Dataset entries
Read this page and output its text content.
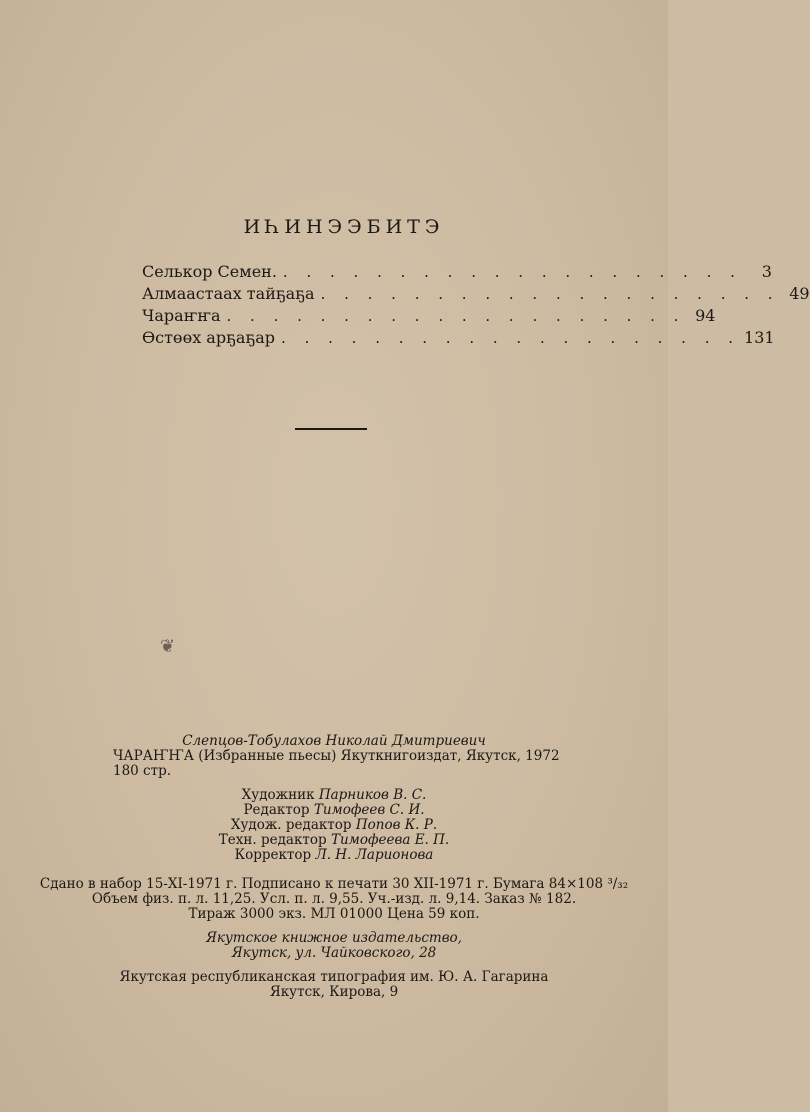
ИҺИНЭЭБИТЭ
Селькор Семен. . . . . . . . . . . . . . . . . . . . .	3
Алмаастаах тайҕаҕа . . . . . . . . . . . . . . . . . . . . 49
Чараҥҥа . . . . . . . . . . . . . . . . . . . . 94
Өстөөх арҕаҕар . . . . . . . . . . . . . . . . . . . . 131
❦
Слепцов-Тобулахов Николай Дмитриевич
ЧАРАҤҤА (Избранные пьесы) Якуткнигоиздат, Якутск, 1972
180 стр.
Художник Парников В. С.
Редактор Тимофеев С. И.
Худож. редактор Попов К. Р.
Техн. редактор Тимофеева Е. П.
Корректор Л. Н. Ларионова
Сдано в набор 15-XI-1971 г. Подписано к печати 30 XII-1971 г. Бумага 84×108 ³/₃₂
Объем физ. п. л. 11,25. Усл. п. л. 9,55. Уч.-изд. л. 9,14. Заказ № 182.
Тираж 3000 экз. МЛ 01000 Цена 59 коп.
Якутское книжное издательство,
Якутск, ул. Чайковского, 28
Якутская республиканская типография им. Ю. А. Гагарина
Якутск, Кирова, 9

> Task prompt
Print each of the records above exactly as written, leaving no picture in the copy.

> Solution
Read this page and output its text content.
ИҺИНЭЭБИТЭ
Селькор Семен. . . . . . . . . . . . . . . . . . . . .	3
Алмаастаах тайҕаҕа . . . . . . . . . . . . . . . . . . . . 49
Чараҥҥа . . . . . . . . . . . . . . . . . . . . 94
Өстөөх арҕаҕар . . . . . . . . . . . . . . . . . . . . 131
❦
Слепцов-Тобулахов Николай Дмитриевич
ЧАРАҤҤА (Избранные пьесы) Якуткнигоиздат, Якутск, 1972
180 стр.
Художник Парников В. С.
Редактор Тимофеев С. И.
Худож. редактор Попов К. Р.
Техн. редактор Тимофеева Е. П.
Корректор Л. Н. Ларионова
Сдано в набор 15-XI-1971 г. Подписано к печати 30 XII-1971 г. Бумага 84×108 ³/₃₂
Объем физ. п. л. 11,25. Усл. п. л. 9,55. Уч.-изд. л. 9,14. Заказ № 182.
Тираж 3000 экз. МЛ 01000 Цена 59 коп.
Якутское книжное издательство,
Якутск, ул. Чайковского, 28
Якутская республиканская типография им. Ю. А. Гагарина
Якутск, Кирова, 9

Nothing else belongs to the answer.